▶ [Objective]: Reproduce every record below exactly as it appears.

▶ [Data to process]:
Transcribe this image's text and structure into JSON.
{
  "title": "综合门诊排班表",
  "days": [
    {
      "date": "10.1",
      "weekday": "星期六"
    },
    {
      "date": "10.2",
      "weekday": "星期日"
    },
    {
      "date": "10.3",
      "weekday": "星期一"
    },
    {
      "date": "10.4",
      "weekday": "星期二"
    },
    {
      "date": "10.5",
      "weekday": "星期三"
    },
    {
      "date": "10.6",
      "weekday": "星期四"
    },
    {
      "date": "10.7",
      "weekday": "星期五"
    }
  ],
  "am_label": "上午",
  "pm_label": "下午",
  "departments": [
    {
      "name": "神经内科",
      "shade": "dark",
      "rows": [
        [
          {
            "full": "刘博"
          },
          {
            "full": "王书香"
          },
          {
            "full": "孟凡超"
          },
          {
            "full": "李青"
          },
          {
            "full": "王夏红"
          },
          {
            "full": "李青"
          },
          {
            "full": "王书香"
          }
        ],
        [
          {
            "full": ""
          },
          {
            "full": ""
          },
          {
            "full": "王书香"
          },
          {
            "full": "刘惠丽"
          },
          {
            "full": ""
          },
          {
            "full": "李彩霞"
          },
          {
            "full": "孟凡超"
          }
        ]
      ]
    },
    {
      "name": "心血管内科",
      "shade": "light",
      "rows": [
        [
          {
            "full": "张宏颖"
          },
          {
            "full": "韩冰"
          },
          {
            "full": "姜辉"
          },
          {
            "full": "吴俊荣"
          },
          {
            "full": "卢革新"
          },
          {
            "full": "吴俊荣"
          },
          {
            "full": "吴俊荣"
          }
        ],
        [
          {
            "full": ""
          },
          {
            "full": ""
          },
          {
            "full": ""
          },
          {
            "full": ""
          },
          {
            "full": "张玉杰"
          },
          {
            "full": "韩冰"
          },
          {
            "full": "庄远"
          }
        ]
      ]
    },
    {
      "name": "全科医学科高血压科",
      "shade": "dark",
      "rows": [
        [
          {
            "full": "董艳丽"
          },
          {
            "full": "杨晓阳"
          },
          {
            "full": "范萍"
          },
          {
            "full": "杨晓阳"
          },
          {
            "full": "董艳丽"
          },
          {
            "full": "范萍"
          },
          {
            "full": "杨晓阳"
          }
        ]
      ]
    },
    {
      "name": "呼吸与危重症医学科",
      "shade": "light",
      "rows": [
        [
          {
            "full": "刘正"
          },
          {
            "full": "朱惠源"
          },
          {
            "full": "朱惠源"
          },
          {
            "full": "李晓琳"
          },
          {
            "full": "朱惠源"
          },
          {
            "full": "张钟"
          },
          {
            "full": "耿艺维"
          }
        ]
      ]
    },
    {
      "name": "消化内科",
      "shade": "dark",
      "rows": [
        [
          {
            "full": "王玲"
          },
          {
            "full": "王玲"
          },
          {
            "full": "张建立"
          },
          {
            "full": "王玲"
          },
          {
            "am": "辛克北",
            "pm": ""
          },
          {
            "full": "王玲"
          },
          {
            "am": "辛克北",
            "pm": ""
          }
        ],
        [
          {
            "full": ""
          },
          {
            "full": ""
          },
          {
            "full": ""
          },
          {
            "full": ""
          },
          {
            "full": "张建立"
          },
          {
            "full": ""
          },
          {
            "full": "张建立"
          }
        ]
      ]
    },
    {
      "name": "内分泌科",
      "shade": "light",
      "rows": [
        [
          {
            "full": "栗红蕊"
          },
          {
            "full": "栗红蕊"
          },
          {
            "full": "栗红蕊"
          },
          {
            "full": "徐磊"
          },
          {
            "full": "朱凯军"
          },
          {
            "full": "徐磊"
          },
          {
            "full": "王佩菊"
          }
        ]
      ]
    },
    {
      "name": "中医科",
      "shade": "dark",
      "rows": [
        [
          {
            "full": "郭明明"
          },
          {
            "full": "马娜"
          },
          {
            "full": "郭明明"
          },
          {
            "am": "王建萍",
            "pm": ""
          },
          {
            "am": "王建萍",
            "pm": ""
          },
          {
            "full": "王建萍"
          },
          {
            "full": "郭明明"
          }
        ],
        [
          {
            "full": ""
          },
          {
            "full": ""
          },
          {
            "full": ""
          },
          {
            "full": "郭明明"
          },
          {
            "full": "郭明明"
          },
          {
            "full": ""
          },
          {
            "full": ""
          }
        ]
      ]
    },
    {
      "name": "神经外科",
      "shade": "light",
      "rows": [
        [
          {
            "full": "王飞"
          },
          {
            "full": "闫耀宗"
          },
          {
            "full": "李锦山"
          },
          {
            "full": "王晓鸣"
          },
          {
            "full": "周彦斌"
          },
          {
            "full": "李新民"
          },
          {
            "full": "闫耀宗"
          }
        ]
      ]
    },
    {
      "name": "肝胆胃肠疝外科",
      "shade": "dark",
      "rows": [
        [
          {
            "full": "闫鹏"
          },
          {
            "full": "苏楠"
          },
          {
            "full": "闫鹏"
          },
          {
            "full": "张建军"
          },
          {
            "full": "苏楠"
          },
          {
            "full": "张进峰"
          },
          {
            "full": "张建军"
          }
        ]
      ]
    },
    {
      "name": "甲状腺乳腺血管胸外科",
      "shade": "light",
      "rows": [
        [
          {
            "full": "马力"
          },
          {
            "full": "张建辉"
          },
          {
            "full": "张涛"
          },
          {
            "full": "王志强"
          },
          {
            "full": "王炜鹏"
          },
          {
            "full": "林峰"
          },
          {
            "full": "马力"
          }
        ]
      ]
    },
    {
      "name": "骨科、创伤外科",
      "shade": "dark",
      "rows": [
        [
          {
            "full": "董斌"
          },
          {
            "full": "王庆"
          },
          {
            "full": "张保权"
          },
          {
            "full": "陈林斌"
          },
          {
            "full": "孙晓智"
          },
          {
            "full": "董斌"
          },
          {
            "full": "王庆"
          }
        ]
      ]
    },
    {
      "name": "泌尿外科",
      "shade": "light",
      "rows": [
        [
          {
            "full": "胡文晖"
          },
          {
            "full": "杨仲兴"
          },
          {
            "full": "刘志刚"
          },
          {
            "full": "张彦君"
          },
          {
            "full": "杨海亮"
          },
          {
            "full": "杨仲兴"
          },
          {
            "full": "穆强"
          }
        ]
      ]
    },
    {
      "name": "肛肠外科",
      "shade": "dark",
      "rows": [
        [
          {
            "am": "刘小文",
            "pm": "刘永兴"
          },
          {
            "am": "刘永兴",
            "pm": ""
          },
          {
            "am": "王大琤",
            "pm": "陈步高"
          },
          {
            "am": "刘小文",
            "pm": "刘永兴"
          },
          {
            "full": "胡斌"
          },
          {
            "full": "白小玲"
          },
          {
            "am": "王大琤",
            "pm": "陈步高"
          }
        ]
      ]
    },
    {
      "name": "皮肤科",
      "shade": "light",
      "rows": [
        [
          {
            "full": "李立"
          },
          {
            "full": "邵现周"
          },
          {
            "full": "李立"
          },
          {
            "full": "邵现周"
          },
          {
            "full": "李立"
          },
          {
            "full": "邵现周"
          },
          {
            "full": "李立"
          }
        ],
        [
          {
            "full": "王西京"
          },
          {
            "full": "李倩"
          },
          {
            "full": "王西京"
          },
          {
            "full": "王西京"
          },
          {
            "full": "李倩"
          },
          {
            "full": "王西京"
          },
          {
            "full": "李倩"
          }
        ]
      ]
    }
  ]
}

▶ [Result of the task]:
Transcribe this image's text and structure into JSON.
{
  "title": "综合门诊排班表",
  "days": [
    {
      "date": "10.1",
      "weekday": "星期六"
    },
    {
      "date": "10.2",
      "weekday": "星期日"
    },
    {
      "date": "10.3",
      "weekday": "星期一"
    },
    {
      "date": "10.4",
      "weekday": "星期二"
    },
    {
      "date": "10.5",
      "weekday": "星期三"
    },
    {
      "date": "10.6",
      "weekday": "星期四"
    },
    {
      "date": "10.7",
      "weekday": "星期五"
    }
  ],
  "am_label": "上午",
  "pm_label": "下午",
  "departments": [
    {
      "name": "神经内科",
      "shade": "dark",
      "rows": [
        [
          {
            "full": "刘博"
          },
          {
            "full": "王书香"
          },
          {
            "full": "孟凡超"
          },
          {
            "full": "李青"
          },
          {
            "full": "王夏红"
          },
          {
            "full": "李青"
          },
          {
            "full": "王书香"
          }
        ],
        [
          {
            "full": ""
          },
          {
            "full": ""
          },
          {
            "full": "王书香"
          },
          {
            "full": "刘惠丽"
          },
          {
            "full": ""
          },
          {
            "full": "李彩霞"
          },
          {
            "full": "孟凡超"
          }
        ]
      ]
    },
    {
      "name": "心血管内科",
      "shade": "light",
      "rows": [
        [
          {
            "full": "张宏颖"
          },
          {
            "full": "韩冰"
          },
          {
            "full": "姜辉"
          },
          {
            "full": "吴俊荣"
          },
          {
            "full": "卢革新"
          },
          {
            "full": "吴俊荣"
          },
          {
            "full": "吴俊荣"
          }
        ],
        [
          {
            "full": ""
          },
          {
            "full": ""
          },
          {
            "full": ""
          },
          {
            "full": ""
          },
          {
            "full": "张玉杰"
          },
          {
            "full": "韩冰"
          },
          {
            "full": "庄远"
          }
        ]
      ]
    },
    {
      "name": "全科医学科高血压科",
      "shade": "dark",
      "rows": [
        [
          {
            "full": "董艳丽"
          },
          {
            "full": "杨晓阳"
          },
          {
            "full": "范萍"
          },
          {
            "full": "杨晓阳"
          },
          {
            "full": "董艳丽"
          },
          {
            "full": "范萍"
          },
          {
            "full": "杨晓阳"
          }
        ]
      ]
    },
    {
      "name": "呼吸与危重症医学科",
      "shade": "light",
      "rows": [
        [
          {
            "full": "刘正"
          },
          {
            "full": "朱惠源"
          },
          {
            "full": "朱惠源"
          },
          {
            "full": "李晓琳"
          },
          {
            "full": "朱惠源"
          },
          {
            "full": "张钟"
          },
          {
            "full": "耿艺维"
          }
        ]
      ]
    },
    {
      "name": "消化内科",
      "shade": "dark",
      "rows": [
        [
          {
            "full": "王玲"
          },
          {
            "full": "王玲"
          },
          {
            "full": "张建立"
          },
          {
            "full": "王玲"
          },
          {
            "am": "辛克北",
            "pm": ""
          },
          {
            "full": "王玲"
          },
          {
            "am": "辛克北",
            "pm": ""
          }
        ],
        [
          {
            "full": ""
          },
          {
            "full": ""
          },
          {
            "full": ""
          },
          {
            "full": ""
          },
          {
            "full": "张建立"
          },
          {
            "full": ""
          },
          {
            "full": "张建立"
          }
        ]
      ]
    },
    {
      "name": "内分泌科",
      "shade": "light",
      "rows": [
        [
          {
            "full": "栗红蕊"
          },
          {
            "full": "栗红蕊"
          },
          {
            "full": "栗红蕊"
          },
          {
            "full": "徐磊"
          },
          {
            "full": "朱凯军"
          },
          {
            "full": "徐磊"
          },
          {
            "full": "王佩菊"
          }
        ]
      ]
    },
    {
      "name": "中医科",
      "shade": "dark",
      "rows": [
        [
          {
            "full": "郭明明"
          },
          {
            "full": "马娜"
          },
          {
            "full": "郭明明"
          },
          {
            "am": "王建萍",
            "pm": ""
          },
          {
            "am": "王建萍",
            "pm": ""
          },
          {
            "full": "王建萍"
          },
          {
            "full": "郭明明"
          }
        ],
        [
          {
            "full": ""
          },
          {
            "full": ""
          },
          {
            "full": ""
          },
          {
            "full": "郭明明"
          },
          {
            "full": "郭明明"
          },
          {
            "full": ""
          },
          {
            "full": ""
          }
        ]
      ]
    },
    {
      "name": "神经外科",
      "shade": "light",
      "rows": [
        [
          {
            "full": "王飞"
          },
          {
            "full": "闫耀宗"
          },
          {
            "full": "李锦山"
          },
          {
            "full": "王晓鸣"
          },
          {
            "full": "周彦斌"
          },
          {
            "full": "李新民"
          },
          {
            "full": "闫耀宗"
          }
        ]
      ]
    },
    {
      "name": "肝胆胃肠疝外科",
      "shade": "dark",
      "rows": [
        [
          {
            "full": "闫鹏"
          },
          {
            "full": "苏楠"
          },
          {
            "full": "闫鹏"
          },
          {
            "full": "张建军"
          },
          {
            "full": "苏楠"
          },
          {
            "full": "张进峰"
          },
          {
            "full": "张建军"
          }
        ]
      ]
    },
    {
      "name": "甲状腺乳腺血管胸外科",
      "shade": "light",
      "rows": [
        [
          {
            "full": "马力"
          },
          {
            "full": "张建辉"
          },
          {
            "full": "张涛"
          },
          {
            "full": "王志强"
          },
          {
            "full": "王炜鹏"
          },
          {
            "full": "林峰"
          },
          {
            "full": "马力"
          }
        ]
      ]
    },
    {
      "name": "骨科、创伤外科",
      "shade": "dark",
      "rows": [
        [
          {
            "full": "董斌"
          },
          {
            "full": "王庆"
          },
          {
            "full": "张保权"
          },
          {
            "full": "陈林斌"
          },
          {
            "full": "孙晓智"
          },
          {
            "full": "董斌"
          },
          {
            "full": "王庆"
          }
        ]
      ]
    },
    {
      "name": "泌尿外科",
      "shade": "light",
      "rows": [
        [
          {
            "full": "胡文晖"
          },
          {
            "full": "杨仲兴"
          },
          {
            "full": "刘志刚"
          },
          {
            "full": "张彦君"
          },
          {
            "full": "杨海亮"
          },
          {
            "full": "杨仲兴"
          },
          {
            "full": "穆强"
          }
        ]
      ]
    },
    {
      "name": "肛肠外科",
      "shade": "dark",
      "rows": [
        [
          {
            "am": "刘小文",
            "pm": "刘永兴"
          },
          {
            "am": "刘永兴",
            "pm": ""
          },
          {
            "am": "王大琤",
            "pm": "陈步高"
          },
          {
            "am": "刘小文",
            "pm": "刘永兴"
          },
          {
            "full": "胡斌"
          },
          {
            "full": "白小玲"
          },
          {
            "am": "王大琤",
            "pm": "陈步高"
          }
        ]
      ]
    },
    {
      "name": "皮肤科",
      "shade": "light",
      "rows": [
        [
          {
            "full": "李立"
          },
          {
            "full": "邵现周"
          },
          {
            "full": "李立"
          },
          {
            "full": "邵现周"
          },
          {
            "full": "李立"
          },
          {
            "full": "邵现周"
          },
          {
            "full": "李立"
          }
        ],
        [
          {
            "full": "王西京"
          },
          {
            "full": "李倩"
          },
          {
            "full": "王西京"
          },
          {
            "full": "王西京"
          },
          {
            "full": "李倩"
          },
          {
            "full": "王西京"
          },
          {
            "full": "李倩"
          }
        ]
      ]
    }
  ]
}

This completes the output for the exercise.